## START Supplied entries

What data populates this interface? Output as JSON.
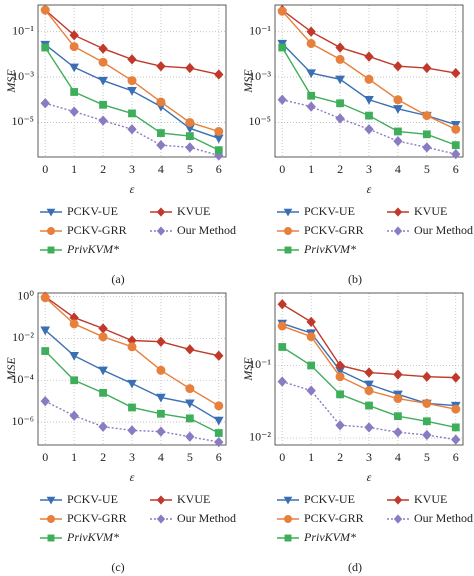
{
  "chart_data": [
    {
      "type": "line",
      "panel_label": "(a)",
      "x_label": "ε",
      "y_label": "MSE",
      "log_y": true,
      "grid": true,
      "x": [
        0,
        1,
        2,
        3,
        4,
        5,
        6
      ],
      "xlim": [
        -0.25,
        6.25
      ],
      "xticks": [
        0,
        1,
        2,
        3,
        4,
        5,
        6
      ],
      "ylim": [
        3e-07,
        1.5
      ],
      "yticks": [
        {
          "value": 0.1,
          "label": "10⁻¹"
        },
        {
          "value": 0.001,
          "label": "10⁻³"
        },
        {
          "value": 1e-05,
          "label": "10⁻⁵"
        }
      ],
      "series": [
        {
          "name": "PCKV-UE",
          "color": "#3b6fb4",
          "marker": "triangle-down",
          "dash": "solid",
          "values": [
            0.027,
            0.0027,
            0.0007,
            0.00025,
            5e-05,
            5.5e-06,
            2e-06
          ]
        },
        {
          "name": "KVUE",
          "color": "#c0392b",
          "marker": "diamond",
          "dash": "solid",
          "values": [
            0.9,
            0.07,
            0.018,
            0.006,
            0.003,
            0.0025,
            0.0013
          ]
        },
        {
          "name": "PCKV-GRR",
          "color": "#e6803c",
          "marker": "circle",
          "dash": "solid",
          "values": [
            0.9,
            0.022,
            0.0045,
            0.0007,
            8e-05,
            1e-05,
            4e-06
          ]
        },
        {
          "name": "Our Method",
          "color": "#8b7bc2",
          "marker": "diamond",
          "dash": "dotted",
          "values": [
            7e-05,
            3e-05,
            1.2e-05,
            5e-06,
            1e-06,
            8e-07,
            3.5e-07
          ]
        },
        {
          "name": "PrivKVM*",
          "color": "#3fae5b",
          "marker": "square",
          "dash": "solid",
          "font_style": "italic",
          "values": [
            0.02,
            0.00022,
            6e-05,
            2.5e-05,
            3.4e-06,
            2.5e-06,
            6e-07
          ]
        }
      ]
    },
    {
      "type": "line",
      "panel_label": "(b)",
      "x_label": "ε",
      "y_label": "MSE",
      "log_y": true,
      "grid": true,
      "x": [
        0,
        1,
        2,
        3,
        4,
        5,
        6
      ],
      "xlim": [
        -0.25,
        6.25
      ],
      "xticks": [
        0,
        1,
        2,
        3,
        4,
        5,
        6
      ],
      "ylim": [
        3e-07,
        1.5
      ],
      "yticks": [
        {
          "value": 0.1,
          "label": "10⁻¹"
        },
        {
          "value": 0.001,
          "label": "10⁻³"
        },
        {
          "value": 1e-05,
          "label": "10⁻⁵"
        }
      ],
      "series": [
        {
          "name": "PCKV-UE",
          "color": "#3b6fb4",
          "marker": "triangle-down",
          "dash": "solid",
          "values": [
            0.03,
            0.0015,
            0.0008,
            0.0001,
            4e-05,
            2e-05,
            8e-06
          ]
        },
        {
          "name": "KVUE",
          "color": "#c0392b",
          "marker": "diamond",
          "dash": "solid",
          "values": [
            0.9,
            0.1,
            0.02,
            0.008,
            0.003,
            0.0025,
            0.0015
          ]
        },
        {
          "name": "PCKV-GRR",
          "color": "#e6803c",
          "marker": "circle",
          "dash": "solid",
          "values": [
            0.8,
            0.03,
            0.006,
            0.0008,
            0.0001,
            2e-05,
            5e-06
          ]
        },
        {
          "name": "Our Method",
          "color": "#8b7bc2",
          "marker": "diamond",
          "dash": "dotted",
          "values": [
            0.0001,
            5e-05,
            1.5e-05,
            5e-06,
            1.5e-06,
            8e-07,
            4e-07
          ]
        },
        {
          "name": "PrivKVM*",
          "color": "#3fae5b",
          "marker": "square",
          "dash": "solid",
          "font_style": "italic",
          "values": [
            0.02,
            0.00015,
            7e-05,
            2e-05,
            4e-06,
            3e-06,
            1e-06
          ]
        }
      ]
    },
    {
      "type": "line",
      "panel_label": "(c)",
      "x_label": "ε",
      "y_label": "MSE",
      "log_y": true,
      "grid": true,
      "x": [
        0,
        1,
        2,
        3,
        4,
        5,
        6
      ],
      "xlim": [
        -0.25,
        6.25
      ],
      "xticks": [
        0,
        1,
        2,
        3,
        4,
        5,
        6
      ],
      "ylim": [
        8e-08,
        1.5
      ],
      "yticks": [
        {
          "value": 1,
          "label": "10⁰"
        },
        {
          "value": 0.01,
          "label": "10⁻²"
        },
        {
          "value": 0.0001,
          "label": "10⁻⁴"
        },
        {
          "value": 1e-06,
          "label": "10⁻⁶"
        }
      ],
      "series": [
        {
          "name": "PCKV-UE",
          "color": "#3b6fb4",
          "marker": "triangle-down",
          "dash": "solid",
          "values": [
            0.025,
            0.0015,
            0.0003,
            7e-05,
            1.5e-05,
            8e-06,
            1.2e-06
          ]
        },
        {
          "name": "KVUE",
          "color": "#c0392b",
          "marker": "diamond",
          "dash": "solid",
          "values": [
            1,
            0.1,
            0.03,
            0.008,
            0.007,
            0.003,
            0.0015
          ]
        },
        {
          "name": "PCKV-GRR",
          "color": "#e6803c",
          "marker": "circle",
          "dash": "solid",
          "values": [
            0.9,
            0.05,
            0.012,
            0.004,
            0.0003,
            4e-05,
            6e-06
          ]
        },
        {
          "name": "Our Method",
          "color": "#8b7bc2",
          "marker": "diamond",
          "dash": "dotted",
          "values": [
            1e-05,
            2e-06,
            6e-07,
            4e-07,
            3.5e-07,
            2e-07,
            1.1e-07
          ]
        },
        {
          "name": "PrivKVM*",
          "color": "#3fae5b",
          "marker": "square",
          "dash": "solid",
          "font_style": "italic",
          "values": [
            0.0025,
            0.0001,
            2.5e-05,
            5e-06,
            2.5e-06,
            1.5e-06,
            3e-07
          ]
        }
      ]
    },
    {
      "type": "line",
      "panel_label": "(d)",
      "x_label": "ε",
      "y_label": "MSE",
      "log_y": true,
      "grid": true,
      "x": [
        0,
        1,
        2,
        3,
        4,
        5,
        6
      ],
      "xlim": [
        -0.25,
        6.25
      ],
      "xticks": [
        0,
        1,
        2,
        3,
        4,
        5,
        6
      ],
      "ylim": [
        0.008,
        1
      ],
      "yticks": [
        {
          "value": 0.1,
          "label": "10⁻¹"
        },
        {
          "value": 0.01,
          "label": "10⁻²"
        }
      ],
      "series": [
        {
          "name": "PCKV-UE",
          "color": "#3b6fb4",
          "marker": "triangle-down",
          "dash": "solid",
          "values": [
            0.38,
            0.28,
            0.085,
            0.055,
            0.04,
            0.03,
            0.028
          ]
        },
        {
          "name": "KVUE",
          "color": "#c0392b",
          "marker": "diamond",
          "dash": "solid",
          "values": [
            0.7,
            0.4,
            0.1,
            0.08,
            0.075,
            0.07,
            0.068
          ]
        },
        {
          "name": "PCKV-GRR",
          "color": "#e6803c",
          "marker": "circle",
          "dash": "solid",
          "values": [
            0.35,
            0.25,
            0.07,
            0.045,
            0.035,
            0.03,
            0.025
          ]
        },
        {
          "name": "Our Method",
          "color": "#8b7bc2",
          "marker": "diamond",
          "dash": "dotted",
          "values": [
            0.06,
            0.045,
            0.015,
            0.014,
            0.012,
            0.011,
            0.0095
          ]
        },
        {
          "name": "PrivKVM*",
          "color": "#3fae5b",
          "marker": "square",
          "dash": "solid",
          "font_style": "italic",
          "values": [
            0.18,
            0.1,
            0.04,
            0.028,
            0.02,
            0.017,
            0.014
          ]
        }
      ]
    }
  ]
}
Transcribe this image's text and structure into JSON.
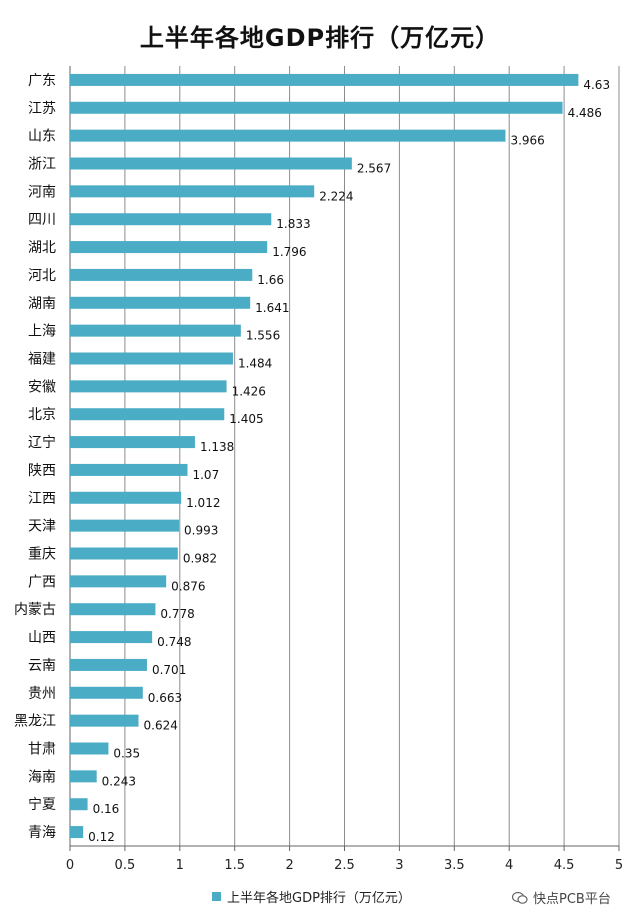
{
  "chart_data": {
    "type": "bar",
    "orientation": "horizontal",
    "title": "上半年各地GDP排行（万亿元）",
    "categories": [
      "广东",
      "江苏",
      "山东",
      "浙江",
      "河南",
      "四川",
      "湖北",
      "河北",
      "湖南",
      "上海",
      "福建",
      "安徽",
      "北京",
      "辽宁",
      "陕西",
      "江西",
      "天津",
      "重庆",
      "广西",
      "内蒙古",
      "山西",
      "云南",
      "贵州",
      "黑龙江",
      "甘肃",
      "海南",
      "宁夏",
      "青海"
    ],
    "series": [
      {
        "name": "上半年各地GDP排行（万亿元）",
        "values": [
          4.63,
          4.486,
          3.966,
          2.567,
          2.224,
          1.833,
          1.796,
          1.66,
          1.641,
          1.556,
          1.484,
          1.426,
          1.405,
          1.138,
          1.07,
          1.012,
          0.993,
          0.982,
          0.876,
          0.778,
          0.748,
          0.701,
          0.663,
          0.624,
          0.35,
          0.243,
          0.16,
          0.12
        ],
        "labels": [
          "4.63",
          "4.486",
          "3.966",
          "2.567",
          "2.224",
          "1.833",
          "1.796",
          "1.66",
          "1.641",
          "1.556",
          "1.484",
          "1.426",
          "1.405",
          "1.138",
          "1.07",
          "1.012",
          "0.993",
          "0.982",
          "0.876",
          "0.778",
          "0.748",
          "0.701",
          "0.663",
          "0.624",
          "0.35",
          "0.243",
          "0.16",
          "0.12"
        ],
        "color": "#4bacc6"
      }
    ],
    "xlim": [
      0,
      5
    ],
    "xticks": [
      "0",
      "0.5",
      "1",
      "1.5",
      "2",
      "2.5",
      "3",
      "3.5",
      "4",
      "4.5",
      "5"
    ],
    "grid": true,
    "legend": "bottom"
  },
  "legend": {
    "label": "上半年各地GDP排行（万亿元）"
  },
  "watermark": {
    "text": "快点PCB平台",
    "icon": "wechat-icon"
  },
  "colors": {
    "bar": "#4bacc6",
    "grid": "#8c8c8c"
  }
}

## END Supplied entries

[Task instructions] Which lines contain the word "JSON"? Copy each of them.

[Problem solution]
What data populates this interface? Output as JSON.
Transcribe this image's text and structure into JSON.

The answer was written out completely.